# Your task
Without changing a character, return the entries, but not the images they hold.

# Data for processing

★ ★ ★ ★ ★

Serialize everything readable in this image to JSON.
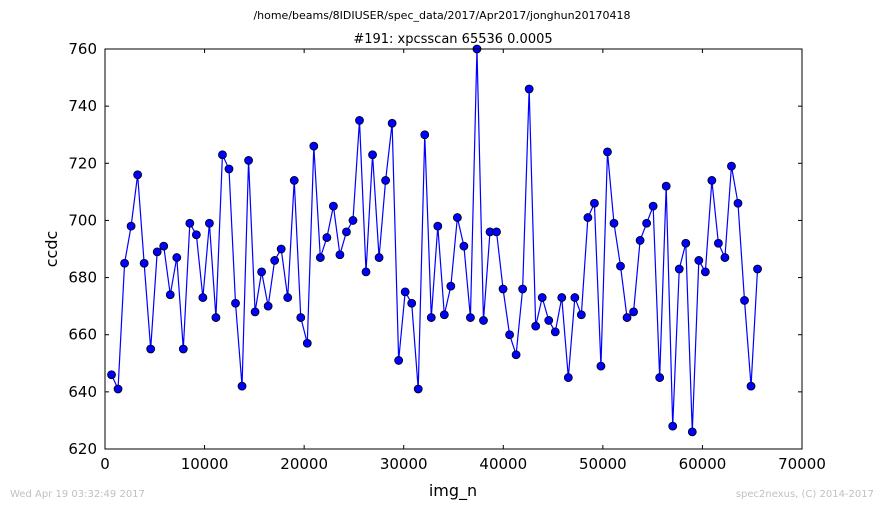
{
  "chart_data": {
    "type": "line",
    "suptitle": "/home/beams/8IDIUSER/spec_data/2017/Apr2017/jonghun20170418",
    "title": "#191: xpcsscan 65536 0.0005",
    "xlabel": "img_n",
    "ylabel": "ccdc",
    "xlim": [
      0,
      70000
    ],
    "ylim": [
      620,
      760
    ],
    "xticks": [
      0,
      10000,
      20000,
      30000,
      40000,
      50000,
      60000,
      70000
    ],
    "yticks": [
      620,
      640,
      660,
      680,
      700,
      720,
      740,
      760
    ],
    "grid": false,
    "series_color": "#0000ff",
    "series": [
      {
        "x": [
          655,
          1311,
          1966,
          2621,
          3277,
          3932,
          4588,
          5243,
          5898,
          6554,
          7209,
          7864,
          8520,
          9175,
          9830,
          10486,
          11141,
          11796,
          12452,
          13107,
          13763,
          14418,
          15073,
          15729,
          16384,
          17039,
          17695,
          18350,
          19005,
          19661,
          20316,
          20972,
          21627,
          22282,
          22938,
          23593,
          24248,
          24904,
          25559,
          26214,
          26870,
          27525,
          28180,
          28836,
          29491,
          30147,
          30802,
          31457,
          32113,
          32768,
          33423,
          34079,
          34734,
          35389,
          36045,
          36700,
          37356,
          38011,
          38666,
          39322,
          39977,
          40632,
          41288,
          41943,
          42598,
          43254,
          43909,
          44564,
          45220,
          45875,
          46531,
          47186,
          47841,
          48497,
          49152,
          49807,
          50463,
          51118,
          51773,
          52429,
          53084,
          53740,
          54395,
          55050,
          55706,
          56361,
          57016,
          57672,
          58327,
          58982,
          59638,
          60293,
          60948,
          61604,
          62259,
          62915,
          63570,
          64225,
          64881,
          65536
        ],
        "y": [
          646,
          641,
          685,
          698,
          716,
          685,
          655,
          689,
          691,
          674,
          687,
          655,
          699,
          695,
          673,
          699,
          666,
          723,
          718,
          671,
          642,
          721,
          668,
          682,
          670,
          686,
          690,
          673,
          714,
          666,
          657,
          726,
          687,
          694,
          705,
          688,
          696,
          700,
          735,
          682,
          723,
          687,
          714,
          734,
          651,
          675,
          671,
          641,
          730,
          666,
          698,
          667,
          677,
          701,
          691,
          666,
          760,
          665,
          696,
          696,
          676,
          660,
          653,
          676,
          746,
          663,
          673,
          665,
          661,
          673,
          645,
          673,
          667,
          701,
          706,
          649,
          724,
          699,
          684,
          666,
          668,
          693,
          699,
          705,
          645,
          712,
          628,
          683,
          692,
          626,
          686,
          682,
          714,
          692,
          687,
          719,
          706,
          672,
          642,
          683
        ]
      }
    ]
  },
  "footer": {
    "left": "Wed Apr 19 03:32:49 2017",
    "right": "spec2nexus, (C) 2014-2017"
  }
}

★ ★ ★ ★ ★

# The completed task
Serialize everything readable in this image to JSON.
{
  "chart_data": {
    "type": "line",
    "suptitle": "/home/beams/8IDIUSER/spec_data/2017/Apr2017/jonghun20170418",
    "title": "#191: xpcsscan 65536 0.0005",
    "xlabel": "img_n",
    "ylabel": "ccdc",
    "xlim": [
      0,
      70000
    ],
    "ylim": [
      620,
      760
    ],
    "xticks": [
      0,
      10000,
      20000,
      30000,
      40000,
      50000,
      60000,
      70000
    ],
    "yticks": [
      620,
      640,
      660,
      680,
      700,
      720,
      740,
      760
    ],
    "grid": false,
    "series_color": "#0000ff",
    "series": [
      {
        "x": [
          655,
          1311,
          1966,
          2621,
          3277,
          3932,
          4588,
          5243,
          5898,
          6554,
          7209,
          7864,
          8520,
          9175,
          9830,
          10486,
          11141,
          11796,
          12452,
          13107,
          13763,
          14418,
          15073,
          15729,
          16384,
          17039,
          17695,
          18350,
          19005,
          19661,
          20316,
          20972,
          21627,
          22282,
          22938,
          23593,
          24248,
          24904,
          25559,
          26214,
          26870,
          27525,
          28180,
          28836,
          29491,
          30147,
          30802,
          31457,
          32113,
          32768,
          33423,
          34079,
          34734,
          35389,
          36045,
          36700,
          37356,
          38011,
          38666,
          39322,
          39977,
          40632,
          41288,
          41943,
          42598,
          43254,
          43909,
          44564,
          45220,
          45875,
          46531,
          47186,
          47841,
          48497,
          49152,
          49807,
          50463,
          51118,
          51773,
          52429,
          53084,
          53740,
          54395,
          55050,
          55706,
          56361,
          57016,
          57672,
          58327,
          58982,
          59638,
          60293,
          60948,
          61604,
          62259,
          62915,
          63570,
          64225,
          64881,
          65536
        ],
        "y": [
          646,
          641,
          685,
          698,
          716,
          685,
          655,
          689,
          691,
          674,
          687,
          655,
          699,
          695,
          673,
          699,
          666,
          723,
          718,
          671,
          642,
          721,
          668,
          682,
          670,
          686,
          690,
          673,
          714,
          666,
          657,
          726,
          687,
          694,
          705,
          688,
          696,
          700,
          735,
          682,
          723,
          687,
          714,
          734,
          651,
          675,
          671,
          641,
          730,
          666,
          698,
          667,
          677,
          701,
          691,
          666,
          760,
          665,
          696,
          696,
          676,
          660,
          653,
          676,
          746,
          663,
          673,
          665,
          661,
          673,
          645,
          673,
          667,
          701,
          706,
          649,
          724,
          699,
          684,
          666,
          668,
          693,
          699,
          705,
          645,
          712,
          628,
          683,
          692,
          626,
          686,
          682,
          714,
          692,
          687,
          719,
          706,
          672,
          642,
          683
        ]
      }
    ]
  },
  "footer": {
    "left": "Wed Apr 19 03:32:49 2017",
    "right": "spec2nexus, (C) 2014-2017"
  }
}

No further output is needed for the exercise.